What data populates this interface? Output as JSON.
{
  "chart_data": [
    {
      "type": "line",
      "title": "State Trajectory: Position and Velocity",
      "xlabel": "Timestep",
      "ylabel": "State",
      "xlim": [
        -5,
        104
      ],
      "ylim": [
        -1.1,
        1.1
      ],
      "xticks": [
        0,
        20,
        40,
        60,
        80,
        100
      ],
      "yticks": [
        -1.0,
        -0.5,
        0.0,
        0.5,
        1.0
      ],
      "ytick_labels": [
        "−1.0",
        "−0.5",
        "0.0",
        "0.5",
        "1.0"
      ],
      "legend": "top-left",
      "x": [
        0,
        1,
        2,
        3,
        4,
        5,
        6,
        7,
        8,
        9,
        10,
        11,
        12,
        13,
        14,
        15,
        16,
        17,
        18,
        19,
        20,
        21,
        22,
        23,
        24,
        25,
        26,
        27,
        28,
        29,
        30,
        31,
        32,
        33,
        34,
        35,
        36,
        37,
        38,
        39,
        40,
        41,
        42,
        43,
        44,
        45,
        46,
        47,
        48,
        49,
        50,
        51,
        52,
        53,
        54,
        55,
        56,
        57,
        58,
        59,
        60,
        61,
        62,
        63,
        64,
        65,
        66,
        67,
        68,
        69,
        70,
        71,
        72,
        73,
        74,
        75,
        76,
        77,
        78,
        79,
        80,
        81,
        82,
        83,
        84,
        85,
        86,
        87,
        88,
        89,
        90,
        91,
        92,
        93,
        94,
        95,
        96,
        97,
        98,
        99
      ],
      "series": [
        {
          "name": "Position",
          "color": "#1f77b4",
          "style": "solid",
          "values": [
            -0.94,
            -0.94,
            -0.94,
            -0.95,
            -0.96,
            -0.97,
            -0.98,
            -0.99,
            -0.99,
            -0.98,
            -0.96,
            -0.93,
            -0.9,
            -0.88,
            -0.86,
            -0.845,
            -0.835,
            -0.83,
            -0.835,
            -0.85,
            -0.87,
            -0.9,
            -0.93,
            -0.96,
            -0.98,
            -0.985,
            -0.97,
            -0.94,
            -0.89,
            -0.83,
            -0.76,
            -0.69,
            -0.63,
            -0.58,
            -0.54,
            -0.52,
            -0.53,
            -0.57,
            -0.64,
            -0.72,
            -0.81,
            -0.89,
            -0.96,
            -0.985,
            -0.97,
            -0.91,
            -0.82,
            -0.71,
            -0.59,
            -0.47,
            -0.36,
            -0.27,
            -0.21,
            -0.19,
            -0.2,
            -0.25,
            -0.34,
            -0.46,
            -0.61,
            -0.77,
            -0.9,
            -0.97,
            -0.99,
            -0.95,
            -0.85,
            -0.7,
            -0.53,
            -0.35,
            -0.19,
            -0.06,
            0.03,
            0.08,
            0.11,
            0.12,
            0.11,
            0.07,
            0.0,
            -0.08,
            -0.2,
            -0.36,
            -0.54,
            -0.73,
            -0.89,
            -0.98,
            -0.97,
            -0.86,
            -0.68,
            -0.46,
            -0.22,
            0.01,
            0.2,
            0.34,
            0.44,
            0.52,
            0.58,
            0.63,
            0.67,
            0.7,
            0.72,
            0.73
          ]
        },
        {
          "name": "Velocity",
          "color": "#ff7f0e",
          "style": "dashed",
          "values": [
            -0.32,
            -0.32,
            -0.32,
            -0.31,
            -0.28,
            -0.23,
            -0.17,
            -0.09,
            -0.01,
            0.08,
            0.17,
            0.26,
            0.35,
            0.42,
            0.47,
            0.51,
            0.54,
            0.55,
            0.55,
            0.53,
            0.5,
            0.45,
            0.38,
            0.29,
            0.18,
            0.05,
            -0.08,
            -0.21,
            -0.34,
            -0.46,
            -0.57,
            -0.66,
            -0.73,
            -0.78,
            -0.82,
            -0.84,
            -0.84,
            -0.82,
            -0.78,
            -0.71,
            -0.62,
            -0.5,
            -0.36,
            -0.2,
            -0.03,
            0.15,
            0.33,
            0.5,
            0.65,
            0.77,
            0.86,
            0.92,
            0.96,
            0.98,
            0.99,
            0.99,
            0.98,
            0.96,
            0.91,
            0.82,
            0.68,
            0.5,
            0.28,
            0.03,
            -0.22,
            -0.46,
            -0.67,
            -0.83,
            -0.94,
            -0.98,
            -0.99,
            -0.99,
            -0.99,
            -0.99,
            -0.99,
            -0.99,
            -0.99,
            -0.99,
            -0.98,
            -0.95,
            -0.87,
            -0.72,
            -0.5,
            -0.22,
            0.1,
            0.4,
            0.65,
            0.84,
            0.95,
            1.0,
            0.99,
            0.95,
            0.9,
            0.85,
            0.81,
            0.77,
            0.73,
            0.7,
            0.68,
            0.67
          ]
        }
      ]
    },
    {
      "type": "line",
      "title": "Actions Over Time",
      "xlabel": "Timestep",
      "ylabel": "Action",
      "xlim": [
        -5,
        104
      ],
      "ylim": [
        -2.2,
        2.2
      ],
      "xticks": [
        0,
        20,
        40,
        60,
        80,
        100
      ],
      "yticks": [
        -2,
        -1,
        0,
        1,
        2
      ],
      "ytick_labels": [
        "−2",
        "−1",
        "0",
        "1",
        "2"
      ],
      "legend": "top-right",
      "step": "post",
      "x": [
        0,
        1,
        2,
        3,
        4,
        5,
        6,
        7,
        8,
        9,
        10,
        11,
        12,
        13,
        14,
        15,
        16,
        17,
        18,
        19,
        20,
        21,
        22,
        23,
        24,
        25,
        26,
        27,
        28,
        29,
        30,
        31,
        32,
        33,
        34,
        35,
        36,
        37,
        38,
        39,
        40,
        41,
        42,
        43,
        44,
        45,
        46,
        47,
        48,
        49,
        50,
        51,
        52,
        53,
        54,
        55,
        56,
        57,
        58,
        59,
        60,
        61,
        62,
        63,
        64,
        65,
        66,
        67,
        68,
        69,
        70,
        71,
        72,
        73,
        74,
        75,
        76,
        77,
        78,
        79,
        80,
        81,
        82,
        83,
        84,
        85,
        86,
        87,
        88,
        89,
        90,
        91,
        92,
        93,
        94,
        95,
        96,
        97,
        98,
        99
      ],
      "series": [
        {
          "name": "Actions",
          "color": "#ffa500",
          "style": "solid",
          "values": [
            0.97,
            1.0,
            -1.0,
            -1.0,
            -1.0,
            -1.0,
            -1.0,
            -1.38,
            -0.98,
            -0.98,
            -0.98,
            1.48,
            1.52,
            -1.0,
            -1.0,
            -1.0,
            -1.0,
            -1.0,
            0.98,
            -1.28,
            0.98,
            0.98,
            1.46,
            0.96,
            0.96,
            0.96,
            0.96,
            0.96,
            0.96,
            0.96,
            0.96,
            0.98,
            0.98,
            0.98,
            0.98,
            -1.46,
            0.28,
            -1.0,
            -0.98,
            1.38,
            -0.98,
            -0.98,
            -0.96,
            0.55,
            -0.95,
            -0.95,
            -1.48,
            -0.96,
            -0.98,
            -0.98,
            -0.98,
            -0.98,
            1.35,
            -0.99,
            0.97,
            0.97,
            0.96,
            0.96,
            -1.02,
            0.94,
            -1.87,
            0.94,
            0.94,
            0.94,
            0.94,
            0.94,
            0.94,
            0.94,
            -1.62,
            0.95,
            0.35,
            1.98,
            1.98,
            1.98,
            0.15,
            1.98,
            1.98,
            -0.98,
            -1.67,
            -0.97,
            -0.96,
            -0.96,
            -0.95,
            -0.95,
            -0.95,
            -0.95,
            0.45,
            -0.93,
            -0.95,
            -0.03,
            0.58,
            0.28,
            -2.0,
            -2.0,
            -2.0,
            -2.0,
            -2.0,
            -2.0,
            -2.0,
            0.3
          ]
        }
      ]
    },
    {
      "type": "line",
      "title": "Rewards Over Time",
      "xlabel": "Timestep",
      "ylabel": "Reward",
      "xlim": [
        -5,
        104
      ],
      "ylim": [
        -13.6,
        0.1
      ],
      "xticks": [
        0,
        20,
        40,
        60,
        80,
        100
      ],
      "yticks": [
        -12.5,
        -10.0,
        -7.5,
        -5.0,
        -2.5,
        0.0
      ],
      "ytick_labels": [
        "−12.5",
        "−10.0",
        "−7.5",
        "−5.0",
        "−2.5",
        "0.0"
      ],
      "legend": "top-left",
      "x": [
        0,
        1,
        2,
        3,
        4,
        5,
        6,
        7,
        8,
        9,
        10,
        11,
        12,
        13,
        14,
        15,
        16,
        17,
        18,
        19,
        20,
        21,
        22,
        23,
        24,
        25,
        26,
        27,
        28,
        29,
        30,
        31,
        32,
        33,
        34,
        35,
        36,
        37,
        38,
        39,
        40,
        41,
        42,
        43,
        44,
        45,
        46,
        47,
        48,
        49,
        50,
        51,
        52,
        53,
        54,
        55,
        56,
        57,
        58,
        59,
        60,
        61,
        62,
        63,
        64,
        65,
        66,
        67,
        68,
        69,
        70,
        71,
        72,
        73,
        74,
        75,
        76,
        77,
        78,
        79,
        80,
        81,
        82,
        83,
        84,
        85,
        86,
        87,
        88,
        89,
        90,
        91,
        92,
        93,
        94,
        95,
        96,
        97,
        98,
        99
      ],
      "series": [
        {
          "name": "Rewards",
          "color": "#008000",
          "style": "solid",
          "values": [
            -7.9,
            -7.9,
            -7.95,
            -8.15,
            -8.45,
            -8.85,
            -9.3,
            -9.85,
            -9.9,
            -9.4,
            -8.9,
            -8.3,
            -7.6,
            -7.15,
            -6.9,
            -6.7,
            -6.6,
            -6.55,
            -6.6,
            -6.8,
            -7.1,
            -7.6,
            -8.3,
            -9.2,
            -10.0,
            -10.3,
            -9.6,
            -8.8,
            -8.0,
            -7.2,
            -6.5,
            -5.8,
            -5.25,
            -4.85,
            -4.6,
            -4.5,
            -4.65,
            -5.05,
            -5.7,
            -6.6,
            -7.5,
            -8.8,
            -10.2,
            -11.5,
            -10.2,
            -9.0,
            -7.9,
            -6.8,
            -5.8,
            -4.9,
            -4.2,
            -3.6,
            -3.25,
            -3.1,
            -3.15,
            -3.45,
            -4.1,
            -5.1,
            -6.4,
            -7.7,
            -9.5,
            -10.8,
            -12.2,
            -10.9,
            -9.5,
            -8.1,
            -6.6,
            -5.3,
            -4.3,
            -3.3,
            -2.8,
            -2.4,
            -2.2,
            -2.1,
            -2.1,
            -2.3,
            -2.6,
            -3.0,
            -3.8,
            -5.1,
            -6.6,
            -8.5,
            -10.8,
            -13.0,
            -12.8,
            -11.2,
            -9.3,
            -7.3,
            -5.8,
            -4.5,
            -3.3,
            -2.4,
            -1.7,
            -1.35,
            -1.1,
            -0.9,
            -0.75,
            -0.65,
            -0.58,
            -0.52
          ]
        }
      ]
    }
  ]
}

-------

Set exercise:
Give only a number: how many lines of the data hold the string "color"?

Written reply:
4